INPUT MATERIAL:
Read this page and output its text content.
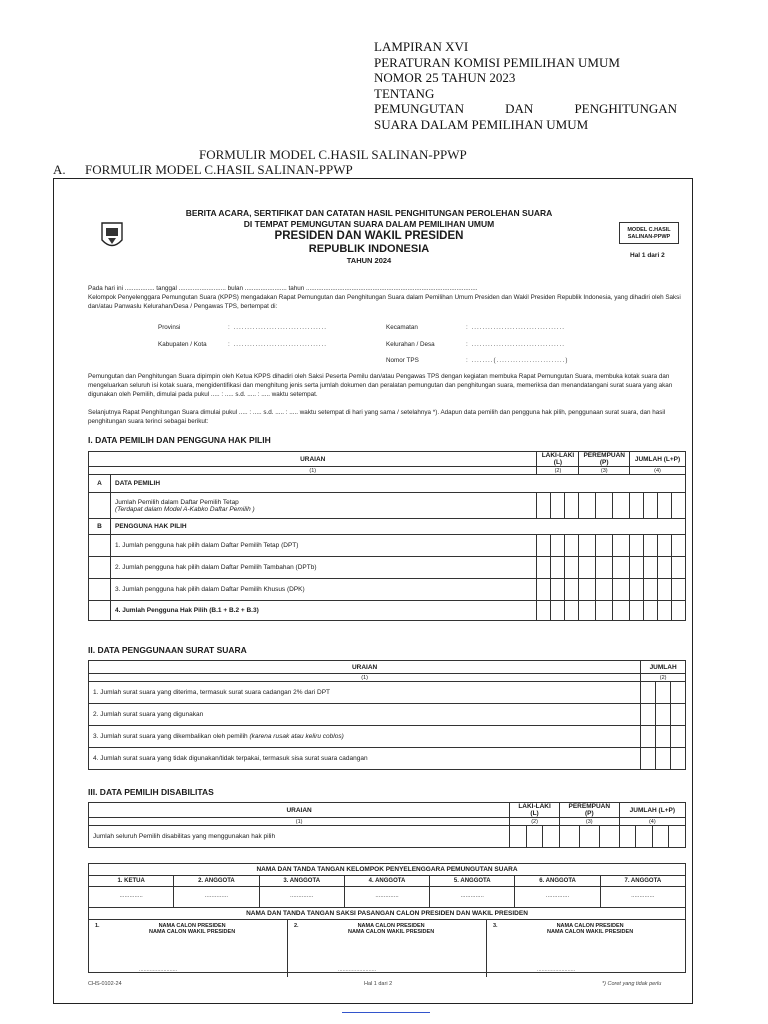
LAMPIRAN XVI
PERATURAN KOMISI PEMILIHAN UMUM
NOMOR 25 TAHUN 2023
TENTANG
PEMUNGUTAN DAN PENGHITUNGAN
SUARA DALAM PEMILIHAN UMUM
FORMULIR MODEL C.HASIL SALINAN-PPWP
A.	FORMULIR MODEL C.HASIL SALINAN-PPWP
BERITA ACARA, SERTIFIKAT DAN CATATAN HASIL PENGHITUNGAN PEROLEHAN SUARA
DI TEMPAT PEMUNGUTAN SUARA DALAM PEMILIHAN UMUM
PRESIDEN DAN WAKIL PRESIDEN
REPUBLIK INDONESIA
TAHUN 2024
MODEL C.HASIL
SALINAN-PPWP
Hal 1 dari 2
Pada hari ini ................. tanggal ........................... bulan ........................ tahun ..................................................................................................
Kelompok Penyelenggara Pemungutan Suara (KPPS) mengadakan Rapat Pemungutan dan Penghitungan Suara dalam Pemilihan Umum Presiden dan Wakil Presiden Republik Indonesia, yang dihadiri oleh Saksi dan/atau Panwaslu Kelurahan/Desa / Pengawas TPS, bertempat di:
Provinsi	: ..................................
Kabupaten / Kota	: ..................................
Kecamatan	: ..................................
Kelurahan / Desa	: ..................................
Nomor TPS	: ........(.........................)
Pemungutan dan Penghitungan Suara dipimpin oleh Ketua KPPS dihadiri oleh Saksi Peserta Pemilu dan/atau Pengawas TPS dengan kegiatan membuka Rapat Pemungutan Suara, membuka kotak suara dan mengeluarkan seluruh isi kotak suara, mengidentifikasi dan menghitung jenis serta jumlah dokumen dan peralatan pemungutan dan penghitungan suara, memeriksa dan menandatangani surat suara yang akan digunakan oleh Pemilih, dimulai pada pukul ..... : ..... s.d. ..... : ..... waktu setempat.
Selanjutnya Rapat Penghitungan Suara dimulai pukul ..... : ..... s.d. ..... : ..... waktu setempat di hari yang sama / setelahnya *). Adapun data pemilih dan pengguna hak pilih, penggunaan surat suara, dan hasil penghitungan suara terinci sebagai berikut:
I. DATA PEMILIH DAN PENGGUNA HAK PILIH
URAIAN		LAKI-LAKI (L)			PEREMPUAN (P)			JUMLAH (L+P)			
(1)		(2)			(3)			(4)			
A	DATA PEMILIH										

	Jumlah Pemilih dalam Daftar Pemilih Tetap
(Terdapat dalam Model A-Kabko Daftar Pemilih )										

B	PENGGUNA HAK PILIH										
	1. Jumlah pengguna hak pilih dalam Daftar Pemilih Tetap (DPT)										
	2. Jumlah pengguna hak pilih dalam Daftar Pemilih Tambahan (DPTb)										
	3. Jumlah pengguna hak pilih dalam Daftar Pemilih Khusus (DPK)										
	4. Jumlah Pengguna Hak Pilih (B.1 + B.2 + B.3)										
II. DATA PENGGUNAAN SURAT SUARA
URAIAN	JUMLAH		
(1)	(2)		
1. Jumlah surat suara yang diterima, termasuk surat suara cadangan 2% dari DPT			
2. Jumlah surat suara yang digunakan			
3. Jumlah surat suara yang dikembalikan oleh pemilih (karena rusak atau keliru coblos)			
4. Jumlah surat suara yang tidak digunakan/tidak terpakai, termasuk sisa surat suara cadangan			
III. DATA PEMILIH DISABILITAS
URAIAN	LAKI-LAKI (L)			PEREMPUAN (P)			JUMLAH (L+P)			
(1)	(2)			(3)			(4)			
Jumlah seluruh Pemilih disabilitas yang menggunakan hak pilih										
NAMA DAN TANDA TANGAN KELOMPOK PENYELENGGARA PEMUNGUTAN SUARA
1. KETUA	2. ANGGOTA	3. ANGGOTA	4. ANGGOTA	5. ANGGOTA	6. ANGGOTA	7. ANGGOTA
..............	..............	..............	..............	..............	..............	..............
NAMA DAN TANDA TANGAN SAKSI PASANGAN CALON PRESIDEN DAN WAKIL PRESIDEN
1.	NAMA CALON PRESIDEN
NAMA CALON WAKIL PRESIDEN
.........................
2.	NAMA CALON PRESIDEN
NAMA CALON WAKIL PRESIDEN
.........................
3.	NAMA CALON PRESIDEN
NAMA CALON WAKIL PRESIDEN
.........................
CHS-0102-24	Hal 1 dari 2	*) Coret yang tidak perlu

EXERCISE: Write out the listing above again, exactly, but with no pictures in the copy.

ANSWER BELOW:
Read this page and output its text content.
LAMPIRAN XVI
PERATURAN KOMISI PEMILIHAN UMUM
NOMOR 25 TAHUN 2023
TENTANG
PEMUNGUTAN DAN PENGHITUNGAN
SUARA DALAM PEMILIHAN UMUM
FORMULIR MODEL C.HASIL SALINAN-PPWP
A.	FORMULIR MODEL C.HASIL SALINAN-PPWP
BERITA ACARA, SERTIFIKAT DAN CATATAN HASIL PENGHITUNGAN PEROLEHAN SUARA
DI TEMPAT PEMUNGUTAN SUARA DALAM PEMILIHAN UMUM
PRESIDEN DAN WAKIL PRESIDEN
REPUBLIK INDONESIA
TAHUN 2024
MODEL C.HASIL
SALINAN-PPWP
Hal 1 dari 2
Pada hari ini ................. tanggal ........................... bulan ........................ tahun ..................................................................................................
Kelompok Penyelenggara Pemungutan Suara (KPPS) mengadakan Rapat Pemungutan dan Penghitungan Suara dalam Pemilihan Umum Presiden dan Wakil Presiden Republik Indonesia, yang dihadiri oleh Saksi dan/atau Panwaslu Kelurahan/Desa / Pengawas TPS, bertempat di:
Provinsi	: ..................................
Kabupaten / Kota	: ..................................
Kecamatan	: ..................................
Kelurahan / Desa	: ..................................
Nomor TPS	: ........(.........................)
Pemungutan dan Penghitungan Suara dipimpin oleh Ketua KPPS dihadiri oleh Saksi Peserta Pemilu dan/atau Pengawas TPS dengan kegiatan membuka Rapat Pemungutan Suara, membuka kotak suara dan mengeluarkan seluruh isi kotak suara, mengidentifikasi dan menghitung jenis serta jumlah dokumen dan peralatan pemungutan dan penghitungan suara, memeriksa dan menandatangani surat suara yang akan digunakan oleh Pemilih, dimulai pada pukul ..... : ..... s.d. ..... : ..... waktu setempat.
Selanjutnya Rapat Penghitungan Suara dimulai pukul ..... : ..... s.d. ..... : ..... waktu setempat di hari yang sama / setelahnya *). Adapun data pemilih dan pengguna hak pilih, penggunaan surat suara, dan hasil penghitungan suara terinci sebagai berikut:
I. DATA PEMILIH DAN PENGGUNA HAK PILIH
URAIAN		LAKI-LAKI (L)			PEREMPUAN (P)			JUMLAH (L+P)			
(1)		(2)			(3)			(4)			
A	DATA PEMILIH										

	Jumlah Pemilih dalam Daftar Pemilih Tetap
(Terdapat dalam Model A-Kabko Daftar Pemilih )										

B	PENGGUNA HAK PILIH										
	1. Jumlah pengguna hak pilih dalam Daftar Pemilih Tetap (DPT)										
	2. Jumlah pengguna hak pilih dalam Daftar Pemilih Tambahan (DPTb)										
	3. Jumlah pengguna hak pilih dalam Daftar Pemilih Khusus (DPK)										
	4. Jumlah Pengguna Hak Pilih (B.1 + B.2 + B.3)										
II. DATA PENGGUNAAN SURAT SUARA
URAIAN	JUMLAH		
(1)	(2)		
1. Jumlah surat suara yang diterima, termasuk surat suara cadangan 2% dari DPT			
2. Jumlah surat suara yang digunakan			
3. Jumlah surat suara yang dikembalikan oleh pemilih (karena rusak atau keliru coblos)			
4. Jumlah surat suara yang tidak digunakan/tidak terpakai, termasuk sisa surat suara cadangan			
III. DATA PEMILIH DISABILITAS
URAIAN	LAKI-LAKI (L)			PEREMPUAN (P)			JUMLAH (L+P)			
(1)	(2)			(3)			(4)			
Jumlah seluruh Pemilih disabilitas yang menggunakan hak pilih										
NAMA DAN TANDA TANGAN KELOMPOK PENYELENGGARA PEMUNGUTAN SUARA
1. KETUA	2. ANGGOTA	3. ANGGOTA	4. ANGGOTA	5. ANGGOTA	6. ANGGOTA	7. ANGGOTA
..............	..............	..............	..............	..............	..............	..............
NAMA DAN TANDA TANGAN SAKSI PASANGAN CALON PRESIDEN DAN WAKIL PRESIDEN
1.	NAMA CALON PRESIDEN
NAMA CALON WAKIL PRESIDEN
.........................
2.	NAMA CALON PRESIDEN
NAMA CALON WAKIL PRESIDEN
.........................
3.	NAMA CALON PRESIDEN
NAMA CALON WAKIL PRESIDEN
.........................
CHS-0102-24	Hal 1 dari 2	*) Coret yang tidak perlu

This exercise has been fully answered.